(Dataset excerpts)
* * * *
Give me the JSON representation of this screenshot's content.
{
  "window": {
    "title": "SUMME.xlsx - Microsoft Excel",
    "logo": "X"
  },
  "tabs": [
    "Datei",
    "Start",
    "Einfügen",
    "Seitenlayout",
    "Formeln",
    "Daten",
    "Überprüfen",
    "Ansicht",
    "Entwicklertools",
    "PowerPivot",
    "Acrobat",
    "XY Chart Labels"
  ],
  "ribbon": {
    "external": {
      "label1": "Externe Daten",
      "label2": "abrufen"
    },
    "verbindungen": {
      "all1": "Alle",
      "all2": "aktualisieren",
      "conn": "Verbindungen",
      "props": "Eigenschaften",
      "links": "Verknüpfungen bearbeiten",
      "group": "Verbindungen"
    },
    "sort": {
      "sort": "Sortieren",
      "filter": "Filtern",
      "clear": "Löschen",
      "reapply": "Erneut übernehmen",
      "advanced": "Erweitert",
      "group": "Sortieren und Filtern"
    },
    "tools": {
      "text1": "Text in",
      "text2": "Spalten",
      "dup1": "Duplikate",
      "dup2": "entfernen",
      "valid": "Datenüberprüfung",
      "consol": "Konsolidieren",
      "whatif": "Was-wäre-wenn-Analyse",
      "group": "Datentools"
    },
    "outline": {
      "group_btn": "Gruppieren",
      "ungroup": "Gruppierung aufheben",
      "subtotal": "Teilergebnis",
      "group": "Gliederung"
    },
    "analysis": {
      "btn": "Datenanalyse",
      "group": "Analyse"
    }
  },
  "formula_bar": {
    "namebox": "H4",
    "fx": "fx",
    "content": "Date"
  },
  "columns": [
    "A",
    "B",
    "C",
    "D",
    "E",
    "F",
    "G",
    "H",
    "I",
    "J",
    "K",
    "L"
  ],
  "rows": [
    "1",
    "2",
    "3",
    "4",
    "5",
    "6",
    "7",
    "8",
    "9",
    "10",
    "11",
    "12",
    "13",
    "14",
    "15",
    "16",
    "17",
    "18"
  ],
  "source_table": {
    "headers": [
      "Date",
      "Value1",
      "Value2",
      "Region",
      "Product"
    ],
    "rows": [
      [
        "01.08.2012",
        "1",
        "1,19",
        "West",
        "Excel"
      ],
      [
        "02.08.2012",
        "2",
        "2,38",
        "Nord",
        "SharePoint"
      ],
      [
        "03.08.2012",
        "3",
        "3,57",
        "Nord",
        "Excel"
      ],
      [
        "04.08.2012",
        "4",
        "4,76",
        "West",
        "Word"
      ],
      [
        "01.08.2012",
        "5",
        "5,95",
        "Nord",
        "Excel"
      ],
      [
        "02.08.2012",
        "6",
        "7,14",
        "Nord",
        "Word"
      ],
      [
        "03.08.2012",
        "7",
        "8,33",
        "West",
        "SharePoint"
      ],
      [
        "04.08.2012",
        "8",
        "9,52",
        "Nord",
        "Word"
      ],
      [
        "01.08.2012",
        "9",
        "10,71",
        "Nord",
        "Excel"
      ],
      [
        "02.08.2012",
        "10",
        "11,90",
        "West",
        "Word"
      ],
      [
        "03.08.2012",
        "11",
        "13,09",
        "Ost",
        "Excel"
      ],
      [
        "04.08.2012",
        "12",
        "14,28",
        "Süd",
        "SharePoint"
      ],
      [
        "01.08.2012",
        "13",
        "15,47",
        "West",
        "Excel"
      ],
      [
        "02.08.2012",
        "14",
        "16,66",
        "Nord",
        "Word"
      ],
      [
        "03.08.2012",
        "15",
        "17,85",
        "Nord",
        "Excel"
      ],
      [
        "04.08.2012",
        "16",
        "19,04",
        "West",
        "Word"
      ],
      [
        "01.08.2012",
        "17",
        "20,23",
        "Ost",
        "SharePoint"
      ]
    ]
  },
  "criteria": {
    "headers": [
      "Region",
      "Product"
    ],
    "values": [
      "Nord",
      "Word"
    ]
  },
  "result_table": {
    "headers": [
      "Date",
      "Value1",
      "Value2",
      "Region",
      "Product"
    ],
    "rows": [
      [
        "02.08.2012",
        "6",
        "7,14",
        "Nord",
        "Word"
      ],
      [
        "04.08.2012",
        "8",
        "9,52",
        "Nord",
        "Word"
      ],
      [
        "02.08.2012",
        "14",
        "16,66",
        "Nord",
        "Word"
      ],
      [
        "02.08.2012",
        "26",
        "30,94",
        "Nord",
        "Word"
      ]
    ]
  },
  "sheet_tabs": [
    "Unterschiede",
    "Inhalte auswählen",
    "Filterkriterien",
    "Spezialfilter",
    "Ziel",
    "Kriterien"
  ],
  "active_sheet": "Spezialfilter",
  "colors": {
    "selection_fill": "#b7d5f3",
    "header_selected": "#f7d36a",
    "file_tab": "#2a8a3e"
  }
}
* * * *
Output every line above without altering anything.

» **Answer to this exercise**:
Give me the JSON representation of this screenshot's content.
{
  "window": {
    "title": "SUMME.xlsx - Microsoft Excel",
    "logo": "X"
  },
  "tabs": [
    "Datei",
    "Start",
    "Einfügen",
    "Seitenlayout",
    "Formeln",
    "Daten",
    "Überprüfen",
    "Ansicht",
    "Entwicklertools",
    "PowerPivot",
    "Acrobat",
    "XY Chart Labels"
  ],
  "ribbon": {
    "external": {
      "label1": "Externe Daten",
      "label2": "abrufen"
    },
    "verbindungen": {
      "all1": "Alle",
      "all2": "aktualisieren",
      "conn": "Verbindungen",
      "props": "Eigenschaften",
      "links": "Verknüpfungen bearbeiten",
      "group": "Verbindungen"
    },
    "sort": {
      "sort": "Sortieren",
      "filter": "Filtern",
      "clear": "Löschen",
      "reapply": "Erneut übernehmen",
      "advanced": "Erweitert",
      "group": "Sortieren und Filtern"
    },
    "tools": {
      "text1": "Text in",
      "text2": "Spalten",
      "dup1": "Duplikate",
      "dup2": "entfernen",
      "valid": "Datenüberprüfung",
      "consol": "Konsolidieren",
      "whatif": "Was-wäre-wenn-Analyse",
      "group": "Datentools"
    },
    "outline": {
      "group_btn": "Gruppieren",
      "ungroup": "Gruppierung aufheben",
      "subtotal": "Teilergebnis",
      "group": "Gliederung"
    },
    "analysis": {
      "btn": "Datenanalyse",
      "group": "Analyse"
    }
  },
  "formula_bar": {
    "namebox": "H4",
    "fx": "fx",
    "content": "Date"
  },
  "columns": [
    "A",
    "B",
    "C",
    "D",
    "E",
    "F",
    "G",
    "H",
    "I",
    "J",
    "K",
    "L"
  ],
  "rows": [
    "1",
    "2",
    "3",
    "4",
    "5",
    "6",
    "7",
    "8",
    "9",
    "10",
    "11",
    "12",
    "13",
    "14",
    "15",
    "16",
    "17",
    "18"
  ],
  "source_table": {
    "headers": [
      "Date",
      "Value1",
      "Value2",
      "Region",
      "Product"
    ],
    "rows": [
      [
        "01.08.2012",
        "1",
        "1,19",
        "West",
        "Excel"
      ],
      [
        "02.08.2012",
        "2",
        "2,38",
        "Nord",
        "SharePoint"
      ],
      [
        "03.08.2012",
        "3",
        "3,57",
        "Nord",
        "Excel"
      ],
      [
        "04.08.2012",
        "4",
        "4,76",
        "West",
        "Word"
      ],
      [
        "01.08.2012",
        "5",
        "5,95",
        "Nord",
        "Excel"
      ],
      [
        "02.08.2012",
        "6",
        "7,14",
        "Nord",
        "Word"
      ],
      [
        "03.08.2012",
        "7",
        "8,33",
        "West",
        "SharePoint"
      ],
      [
        "04.08.2012",
        "8",
        "9,52",
        "Nord",
        "Word"
      ],
      [
        "01.08.2012",
        "9",
        "10,71",
        "Nord",
        "Excel"
      ],
      [
        "02.08.2012",
        "10",
        "11,90",
        "West",
        "Word"
      ],
      [
        "03.08.2012",
        "11",
        "13,09",
        "Ost",
        "Excel"
      ],
      [
        "04.08.2012",
        "12",
        "14,28",
        "Süd",
        "SharePoint"
      ],
      [
        "01.08.2012",
        "13",
        "15,47",
        "West",
        "Excel"
      ],
      [
        "02.08.2012",
        "14",
        "16,66",
        "Nord",
        "Word"
      ],
      [
        "03.08.2012",
        "15",
        "17,85",
        "Nord",
        "Excel"
      ],
      [
        "04.08.2012",
        "16",
        "19,04",
        "West",
        "Word"
      ],
      [
        "01.08.2012",
        "17",
        "20,23",
        "Ost",
        "SharePoint"
      ]
    ]
  },
  "criteria": {
    "headers": [
      "Region",
      "Product"
    ],
    "values": [
      "Nord",
      "Word"
    ]
  },
  "result_table": {
    "headers": [
      "Date",
      "Value1",
      "Value2",
      "Region",
      "Product"
    ],
    "rows": [
      [
        "02.08.2012",
        "6",
        "7,14",
        "Nord",
        "Word"
      ],
      [
        "04.08.2012",
        "8",
        "9,52",
        "Nord",
        "Word"
      ],
      [
        "02.08.2012",
        "14",
        "16,66",
        "Nord",
        "Word"
      ],
      [
        "02.08.2012",
        "26",
        "30,94",
        "Nord",
        "Word"
      ]
    ]
  },
  "sheet_tabs": [
    "Unterschiede",
    "Inhalte auswählen",
    "Filterkriterien",
    "Spezialfilter",
    "Ziel",
    "Kriterien"
  ],
  "active_sheet": "Spezialfilter",
  "colors": {
    "selection_fill": "#b7d5f3",
    "header_selected": "#f7d36a",
    "file_tab": "#2a8a3e"
  }
}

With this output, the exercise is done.